# Task to carry out
Reproduce the material below with every instance of "Customer Information" replaced by "Client Details", keeping everything else the same.

# Excerpted records

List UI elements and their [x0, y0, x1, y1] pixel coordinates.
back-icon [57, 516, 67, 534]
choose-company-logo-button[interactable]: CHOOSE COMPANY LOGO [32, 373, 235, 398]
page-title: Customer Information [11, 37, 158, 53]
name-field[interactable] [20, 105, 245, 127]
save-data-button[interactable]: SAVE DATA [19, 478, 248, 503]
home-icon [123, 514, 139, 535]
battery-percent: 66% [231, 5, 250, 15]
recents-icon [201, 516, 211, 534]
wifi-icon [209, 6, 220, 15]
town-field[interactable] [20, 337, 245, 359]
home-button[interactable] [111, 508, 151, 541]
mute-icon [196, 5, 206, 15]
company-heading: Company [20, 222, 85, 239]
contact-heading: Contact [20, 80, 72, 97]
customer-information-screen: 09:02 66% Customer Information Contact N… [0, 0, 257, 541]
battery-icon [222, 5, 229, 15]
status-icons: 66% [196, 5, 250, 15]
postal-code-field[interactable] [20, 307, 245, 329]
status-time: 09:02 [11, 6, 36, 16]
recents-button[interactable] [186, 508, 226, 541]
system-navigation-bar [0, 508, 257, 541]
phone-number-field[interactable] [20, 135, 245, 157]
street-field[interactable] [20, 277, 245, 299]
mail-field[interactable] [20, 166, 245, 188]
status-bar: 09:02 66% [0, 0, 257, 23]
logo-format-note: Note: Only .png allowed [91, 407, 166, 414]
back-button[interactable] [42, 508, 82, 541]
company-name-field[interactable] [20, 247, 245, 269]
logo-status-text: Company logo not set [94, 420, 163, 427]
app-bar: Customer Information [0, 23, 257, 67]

# Full response
List UI elements and their [x0, y0, x1, y1] pixel coordinates.
back-icon [57, 516, 67, 534]
choose-company-logo-button[interactable]: CHOOSE COMPANY LOGO [32, 373, 235, 398]
page-title: Client Details [11, 37, 158, 53]
name-field[interactable] [20, 105, 245, 127]
save-data-button[interactable]: SAVE DATA [19, 478, 248, 503]
home-icon [123, 514, 139, 535]
battery-percent: 66% [231, 5, 250, 15]
recents-icon [201, 516, 211, 534]
wifi-icon [209, 6, 220, 15]
town-field[interactable] [20, 337, 245, 359]
home-button[interactable] [111, 508, 151, 541]
mute-icon [196, 5, 206, 15]
company-heading: Company [20, 222, 85, 239]
contact-heading: Contact [20, 80, 72, 97]
customer-information-screen: 09:02 66% Client Details Contact N… [0, 0, 257, 541]
battery-icon [222, 5, 229, 15]
status-icons: 66% [196, 5, 250, 15]
postal-code-field[interactable] [20, 307, 245, 329]
status-time: 09:02 [11, 6, 36, 16]
recents-button[interactable] [186, 508, 226, 541]
system-navigation-bar [0, 508, 257, 541]
phone-number-field[interactable] [20, 135, 245, 157]
street-field[interactable] [20, 277, 245, 299]
mail-field[interactable] [20, 166, 245, 188]
status-bar: 09:02 66% [0, 0, 257, 23]
logo-format-note: Note: Only .png allowed [91, 407, 166, 414]
back-button[interactable] [42, 508, 82, 541]
company-name-field[interactable] [20, 247, 245, 269]
logo-status-text: Company logo not set [94, 420, 163, 427]
app-bar: Client Details [0, 23, 257, 67]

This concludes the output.